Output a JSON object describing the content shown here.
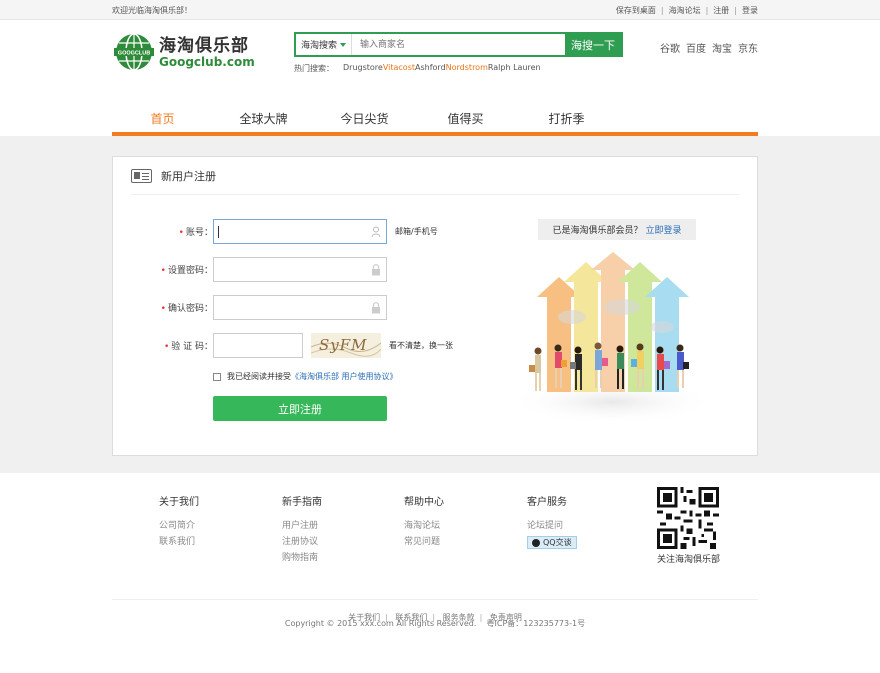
{
  "topbar": {
    "welcome": "欢迎光临海淘俱乐部！",
    "links": [
      "保存到桌面",
      "海淘论坛",
      "注册",
      "登录"
    ]
  },
  "logo": {
    "badge": "GOOGCLUB",
    "title": "海淘俱乐部",
    "domain": "Googclub.com"
  },
  "search": {
    "type_label": "海淘搜索",
    "placeholder": "输入商家名",
    "button": "海搜一下",
    "hot_label": "热门搜索：",
    "hot": [
      "Drugstore",
      "Vitacost",
      "Ashford",
      "Nordstrom",
      "Ralph Lauren"
    ]
  },
  "engines": [
    "谷歌",
    "百度",
    "淘宝",
    "京东"
  ],
  "nav": [
    "首页",
    "全球大牌",
    "今日尖货",
    "值得买",
    "打折季"
  ],
  "panel": {
    "title": "新用户注册"
  },
  "form": {
    "account_label": "账号：",
    "account_hint": "邮箱/手机号",
    "password_label": "设置密码：",
    "confirm_label": "确认密码：",
    "code_label": "验 证 码：",
    "captcha_text": "SyFM",
    "captcha_hint": "看不清楚，换一张",
    "agree_prefix": "我已经阅读并接受",
    "agree_link": "《海淘俱乐部 用户使用协议》",
    "submit": "立即注册"
  },
  "member": {
    "text": "已是海淘俱乐部会员？",
    "link": "立即登录"
  },
  "footer": {
    "cols": [
      {
        "title": "关于我们",
        "items": [
          "公司简介",
          "联系我们"
        ]
      },
      {
        "title": "新手指南",
        "items": [
          "用户注册",
          "注册协议",
          "购物指南"
        ]
      },
      {
        "title": "帮助中心",
        "items": [
          "海淘论坛",
          "常见问题"
        ]
      },
      {
        "title": "客户服务",
        "items": [
          "论坛提问"
        ],
        "qq": "QQ交谈"
      }
    ],
    "qr_caption": "关注海淘俱乐部",
    "links": [
      "关于我们",
      "联系我们",
      "服务条款",
      "免责声明"
    ],
    "copyright": "Copyright © 2015 xxx.com All Rights Reserved.    粤ICP备：123235773-1号"
  },
  "colors": {
    "brand_green": "#2f9e52",
    "nav_orange": "#f27c1f",
    "button_green": "#36b85a",
    "link_blue": "#2a6db5"
  }
}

● ● ● ● ● ● ●

TASK DESCRIPTION.
Ignore the images and quote every line of the listing exactly.

SOLUTION.
Output a JSON object describing the content shown here.
{
  "topbar": {
    "welcome": "欢迎光临海淘俱乐部！",
    "links": [
      "保存到桌面",
      "海淘论坛",
      "注册",
      "登录"
    ]
  },
  "logo": {
    "badge": "GOOGCLUB",
    "title": "海淘俱乐部",
    "domain": "Googclub.com"
  },
  "search": {
    "type_label": "海淘搜索",
    "placeholder": "输入商家名",
    "button": "海搜一下",
    "hot_label": "热门搜索：",
    "hot": [
      "Drugstore",
      "Vitacost",
      "Ashford",
      "Nordstrom",
      "Ralph Lauren"
    ]
  },
  "engines": [
    "谷歌",
    "百度",
    "淘宝",
    "京东"
  ],
  "nav": [
    "首页",
    "全球大牌",
    "今日尖货",
    "值得买",
    "打折季"
  ],
  "panel": {
    "title": "新用户注册"
  },
  "form": {
    "account_label": "账号：",
    "account_hint": "邮箱/手机号",
    "password_label": "设置密码：",
    "confirm_label": "确认密码：",
    "code_label": "验 证 码：",
    "captcha_text": "SyFM",
    "captcha_hint": "看不清楚，换一张",
    "agree_prefix": "我已经阅读并接受",
    "agree_link": "《海淘俱乐部 用户使用协议》",
    "submit": "立即注册"
  },
  "member": {
    "text": "已是海淘俱乐部会员？",
    "link": "立即登录"
  },
  "footer": {
    "cols": [
      {
        "title": "关于我们",
        "items": [
          "公司简介",
          "联系我们"
        ]
      },
      {
        "title": "新手指南",
        "items": [
          "用户注册",
          "注册协议",
          "购物指南"
        ]
      },
      {
        "title": "帮助中心",
        "items": [
          "海淘论坛",
          "常见问题"
        ]
      },
      {
        "title": "客户服务",
        "items": [
          "论坛提问"
        ],
        "qq": "QQ交谈"
      }
    ],
    "qr_caption": "关注海淘俱乐部",
    "links": [
      "关于我们",
      "联系我们",
      "服务条款",
      "免责声明"
    ],
    "copyright": "Copyright © 2015 xxx.com All Rights Reserved.    粤ICP备：123235773-1号"
  },
  "colors": {
    "brand_green": "#2f9e52",
    "nav_orange": "#f27c1f",
    "button_green": "#36b85a",
    "link_blue": "#2a6db5"
  }
}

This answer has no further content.